TASK DIRECTIONS =>
Type out every line below exactly as it reads.

PROVIDED DATA =>
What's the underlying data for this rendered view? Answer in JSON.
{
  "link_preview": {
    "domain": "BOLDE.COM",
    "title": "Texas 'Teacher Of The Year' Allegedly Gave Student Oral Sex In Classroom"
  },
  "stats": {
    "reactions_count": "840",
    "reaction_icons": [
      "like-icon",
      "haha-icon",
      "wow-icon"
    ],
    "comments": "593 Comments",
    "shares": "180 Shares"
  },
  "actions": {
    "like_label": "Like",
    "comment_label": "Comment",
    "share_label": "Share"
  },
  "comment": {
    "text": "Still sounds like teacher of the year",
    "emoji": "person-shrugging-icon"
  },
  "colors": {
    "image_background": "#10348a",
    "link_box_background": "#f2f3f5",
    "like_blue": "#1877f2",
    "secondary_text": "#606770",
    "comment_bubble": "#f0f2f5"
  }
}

THE REPLY =>
What's the underlying data for this rendered view? Answer in JSON.
{
  "link_preview": {
    "domain": "BOLDE.COM",
    "title": "Texas 'Teacher Of The Year' Allegedly Gave Student Oral Sex In Classroom"
  },
  "stats": {
    "reactions_count": "840",
    "reaction_icons": [
      "like-icon",
      "haha-icon",
      "wow-icon"
    ],
    "comments": "593 Comments",
    "shares": "180 Shares"
  },
  "actions": {
    "like_label": "Like",
    "comment_label": "Comment",
    "share_label": "Share"
  },
  "comment": {
    "text": "Still sounds like teacher of the year",
    "emoji": "person-shrugging-icon"
  },
  "colors": {
    "image_background": "#10348a",
    "link_box_background": "#f2f3f5",
    "like_blue": "#1877f2",
    "secondary_text": "#606770",
    "comment_bubble": "#f0f2f5"
  }
}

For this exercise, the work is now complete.